Aim
In the listing below, identify each line with the word "Price" and return those lines.

---

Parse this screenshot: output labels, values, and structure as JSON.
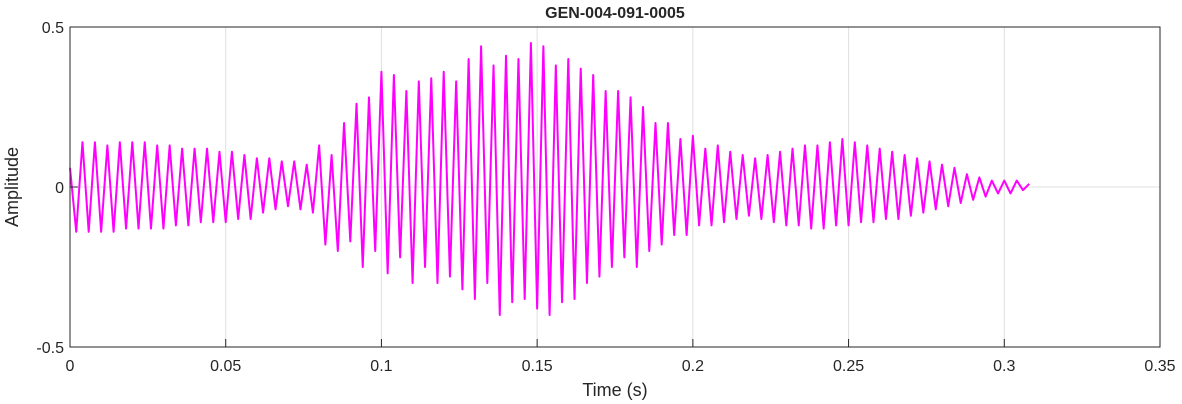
{
  "chart_data": {
    "type": "line",
    "title": "GEN-004-091-0005",
    "xlabel": "Time (s)",
    "ylabel": "Amplitude",
    "color": "#ff00ff",
    "grid": true,
    "xlim": [
      0,
      0.35
    ],
    "xticks": [
      0,
      0.05,
      0.1,
      0.15,
      0.2,
      0.25,
      0.3,
      0.35
    ],
    "ylim": [
      -0.5,
      0.5
    ],
    "yticks": [
      -0.5,
      0,
      0.5
    ],
    "x": [
      0,
      0.002,
      0.004,
      0.006,
      0.008,
      0.01,
      0.012,
      0.014,
      0.016,
      0.018,
      0.02,
      0.022,
      0.024,
      0.026,
      0.028,
      0.03,
      0.032,
      0.034,
      0.036,
      0.038,
      0.04,
      0.042,
      0.044,
      0.046,
      0.048,
      0.05,
      0.052,
      0.054,
      0.056,
      0.058,
      0.06,
      0.062,
      0.064,
      0.066,
      0.068,
      0.07,
      0.072,
      0.074,
      0.076,
      0.078,
      0.08,
      0.082,
      0.084,
      0.086,
      0.088,
      0.09,
      0.092,
      0.094,
      0.096,
      0.098,
      0.1,
      0.102,
      0.104,
      0.106,
      0.108,
      0.11,
      0.112,
      0.114,
      0.116,
      0.118,
      0.12,
      0.122,
      0.124,
      0.126,
      0.128,
      0.13,
      0.132,
      0.134,
      0.136,
      0.138,
      0.14,
      0.142,
      0.144,
      0.146,
      0.148,
      0.15,
      0.152,
      0.154,
      0.156,
      0.158,
      0.16,
      0.162,
      0.164,
      0.166,
      0.168,
      0.17,
      0.172,
      0.174,
      0.176,
      0.178,
      0.18,
      0.182,
      0.184,
      0.186,
      0.188,
      0.19,
      0.192,
      0.194,
      0.196,
      0.198,
      0.2,
      0.202,
      0.204,
      0.206,
      0.208,
      0.21,
      0.212,
      0.214,
      0.216,
      0.218,
      0.22,
      0.222,
      0.224,
      0.226,
      0.228,
      0.23,
      0.232,
      0.234,
      0.236,
      0.238,
      0.24,
      0.242,
      0.244,
      0.246,
      0.248,
      0.25,
      0.252,
      0.254,
      0.256,
      0.258,
      0.26,
      0.262,
      0.264,
      0.266,
      0.268,
      0.27,
      0.272,
      0.274,
      0.276,
      0.278,
      0.28,
      0.282,
      0.284,
      0.286,
      0.288,
      0.29,
      0.292,
      0.294,
      0.296,
      0.298,
      0.3,
      0.302,
      0.304,
      0.306,
      0.308
    ],
    "values": [
      0.06,
      -0.14,
      0.14,
      -0.14,
      0.14,
      -0.14,
      0.13,
      -0.14,
      0.14,
      -0.13,
      0.14,
      -0.13,
      0.14,
      -0.13,
      0.13,
      -0.13,
      0.13,
      -0.12,
      0.12,
      -0.12,
      0.12,
      -0.11,
      0.12,
      -0.11,
      0.11,
      -0.11,
      0.11,
      -0.1,
      0.1,
      -0.1,
      0.09,
      -0.08,
      0.09,
      -0.07,
      0.08,
      -0.06,
      0.08,
      -0.07,
      0.07,
      -0.08,
      0.13,
      -0.18,
      0.1,
      -0.2,
      0.2,
      -0.17,
      0.26,
      -0.25,
      0.28,
      -0.2,
      0.36,
      -0.27,
      0.35,
      -0.22,
      0.3,
      -0.3,
      0.33,
      -0.25,
      0.34,
      -0.3,
      0.36,
      -0.28,
      0.33,
      -0.32,
      0.4,
      -0.35,
      0.44,
      -0.3,
      0.38,
      -0.4,
      0.41,
      -0.36,
      0.4,
      -0.35,
      0.45,
      -0.38,
      0.44,
      -0.4,
      0.38,
      -0.36,
      0.4,
      -0.35,
      0.37,
      -0.3,
      0.35,
      -0.28,
      0.3,
      -0.25,
      0.3,
      -0.22,
      0.28,
      -0.25,
      0.25,
      -0.2,
      0.2,
      -0.18,
      0.2,
      -0.15,
      0.15,
      -0.15,
      0.16,
      -0.12,
      0.12,
      -0.12,
      0.13,
      -0.11,
      0.11,
      -0.1,
      0.1,
      -0.09,
      0.09,
      -0.1,
      0.1,
      -0.11,
      0.11,
      -0.12,
      0.12,
      -0.12,
      0.13,
      -0.13,
      0.13,
      -0.13,
      0.14,
      -0.12,
      0.15,
      -0.12,
      0.14,
      -0.11,
      0.13,
      -0.11,
      0.12,
      -0.1,
      0.11,
      -0.1,
      0.1,
      -0.09,
      0.09,
      -0.08,
      0.08,
      -0.07,
      0.07,
      -0.06,
      0.06,
      -0.05,
      0.04,
      -0.04,
      0.03,
      -0.03,
      0.02,
      -0.02,
      0.02,
      -0.02,
      0.02,
      -0.01,
      0.01
    ]
  }
}
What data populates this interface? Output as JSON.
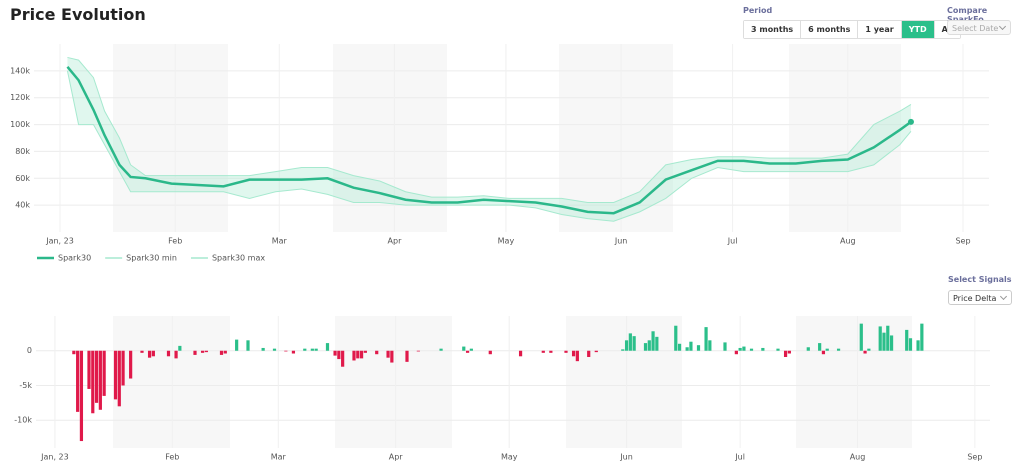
{
  "header": {
    "title": "Price Evolution"
  },
  "period": {
    "label": "Period",
    "options": [
      "3 months",
      "6 months",
      "1 year",
      "YTD",
      "All"
    ],
    "active_index": 3
  },
  "compare": {
    "label": "Compare SparkFo",
    "placeholder": "Select Date"
  },
  "signals": {
    "label": "Select Signals",
    "value": "Price Delta"
  },
  "chart_data": [
    {
      "type": "line",
      "x": [
        2,
        5,
        9,
        12,
        16,
        19,
        23,
        30,
        37,
        44,
        51,
        58,
        65,
        72,
        79,
        86,
        93,
        100,
        107,
        114,
        121,
        128,
        135,
        142,
        149,
        156,
        163,
        170,
        177,
        184,
        191,
        198,
        205,
        212,
        219,
        226,
        229
      ],
      "xlim": [
        -7,
        250
      ],
      "xticks": [
        {
          "value": 0,
          "label": "Jan, 23"
        },
        {
          "value": 31,
          "label": "Feb"
        },
        {
          "value": 59,
          "label": "Mar"
        },
        {
          "value": 90,
          "label": "Apr"
        },
        {
          "value": 120,
          "label": "May"
        },
        {
          "value": 151,
          "label": "Jun"
        },
        {
          "value": 181,
          "label": "Jul"
        },
        {
          "value": 212,
          "label": "Aug"
        },
        {
          "value": 243,
          "label": "Sep"
        }
      ],
      "ylim": [
        20000,
        160000
      ],
      "yticks": [
        {
          "value": 40000,
          "label": "40k"
        },
        {
          "value": 60000,
          "label": "60k"
        },
        {
          "value": 80000,
          "label": "80k"
        },
        {
          "value": 100000,
          "label": "100k"
        },
        {
          "value": 120000,
          "label": "120k"
        },
        {
          "value": 140000,
          "label": "140k"
        }
      ],
      "grid": true,
      "series": [
        {
          "name": "Spark30",
          "color": "#2bb88a",
          "values": [
            143000,
            133000,
            111000,
            92000,
            70000,
            61000,
            60000,
            56000,
            55000,
            54000,
            59000,
            59000,
            59000,
            60000,
            53000,
            49000,
            44000,
            42000,
            42000,
            44000,
            43000,
            42000,
            39000,
            35000,
            34000,
            42000,
            59000,
            66000,
            73000,
            73000,
            71000,
            71000,
            73000,
            74000,
            83000,
            96000,
            102000
          ]
        },
        {
          "name": "Spark30 min",
          "color": "#a6e9cf",
          "values": [
            140000,
            100000,
            100000,
            85000,
            65000,
            50000,
            50000,
            50000,
            50000,
            50000,
            45000,
            50000,
            52000,
            48000,
            42000,
            42000,
            40000,
            40000,
            40000,
            40000,
            40000,
            38000,
            33000,
            30000,
            28000,
            35000,
            45000,
            60000,
            68000,
            65000,
            65000,
            65000,
            65000,
            65000,
            70000,
            85000,
            95000
          ]
        },
        {
          "name": "Spark30 max",
          "color": "#a6e9cf",
          "values": [
            150000,
            148000,
            135000,
            110000,
            90000,
            70000,
            62000,
            62000,
            62000,
            62000,
            62000,
            65000,
            68000,
            68000,
            62000,
            58000,
            50000,
            46000,
            46000,
            47000,
            45000,
            45000,
            45000,
            42000,
            42000,
            50000,
            70000,
            74000,
            76000,
            76000,
            75000,
            75000,
            75000,
            78000,
            100000,
            110000,
            115000
          ]
        }
      ]
    },
    {
      "type": "bar",
      "x": [
        5,
        6,
        7,
        9,
        10,
        11,
        12,
        13,
        16,
        17,
        18,
        20,
        23,
        25,
        26,
        30,
        32,
        33,
        37,
        39,
        40,
        44,
        45,
        48,
        51,
        55,
        58,
        61,
        63,
        66,
        68,
        69,
        72,
        74,
        75,
        76,
        79,
        80,
        81,
        82,
        85,
        88,
        89,
        93,
        96,
        102,
        108,
        109,
        110,
        115,
        123,
        129,
        131,
        135,
        137,
        138,
        141,
        143,
        150,
        151,
        152,
        153,
        156,
        157,
        158,
        159,
        164,
        165,
        167,
        168,
        170,
        172,
        173,
        177,
        180,
        181,
        182,
        184,
        187,
        191,
        193,
        194,
        199,
        202,
        203,
        204,
        207,
        213,
        214,
        215,
        218,
        219,
        220,
        221,
        225,
        226,
        228,
        229
      ],
      "values": [
        -500,
        -8800,
        -13000,
        -5500,
        -9000,
        -7500,
        -8500,
        -6500,
        -7000,
        -8000,
        -5000,
        -4000,
        -300,
        -1000,
        -800,
        -800,
        -1100,
        700,
        -600,
        -300,
        -200,
        -600,
        -400,
        1600,
        1500,
        400,
        300,
        -100,
        -400,
        300,
        300,
        300,
        1100,
        -700,
        -1200,
        -2300,
        -1400,
        -1100,
        -1100,
        -300,
        -500,
        -1000,
        -1700,
        -1600,
        -100,
        300,
        600,
        -300,
        300,
        -500,
        -800,
        -300,
        -300,
        -300,
        -800,
        -1500,
        -900,
        -200,
        200,
        1500,
        2500,
        2100,
        1100,
        1500,
        2800,
        2000,
        3600,
        1000,
        500,
        1300,
        800,
        3400,
        1500,
        1200,
        -500,
        400,
        600,
        300,
        400,
        300,
        -900,
        -400,
        500,
        1100,
        -500,
        300,
        300,
        3900,
        -400,
        300,
        3500,
        2600,
        3600,
        2200,
        3000,
        1800,
        1500,
        3900
      ],
      "positive_color": "#2bbf8a",
      "negative_color": "#e0194a",
      "xlim": [
        -5,
        247
      ],
      "xticks": [
        {
          "value": 0,
          "label": "Jan, 23"
        },
        {
          "value": 31,
          "label": "Feb"
        },
        {
          "value": 59,
          "label": "Mar"
        },
        {
          "value": 90,
          "label": "Apr"
        },
        {
          "value": 120,
          "label": "May"
        },
        {
          "value": 151,
          "label": "Jun"
        },
        {
          "value": 181,
          "label": "Jul"
        },
        {
          "value": 212,
          "label": "Aug"
        },
        {
          "value": 243,
          "label": "Sep"
        }
      ],
      "ylim": [
        -14000,
        5000
      ],
      "yticks": [
        {
          "value": -10000,
          "label": "-10k"
        },
        {
          "value": -5000,
          "label": "-5k"
        },
        0
      ],
      "grid": true
    }
  ]
}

---

Task output
    "title": "Price Evolution"
    "value": "Price Delta"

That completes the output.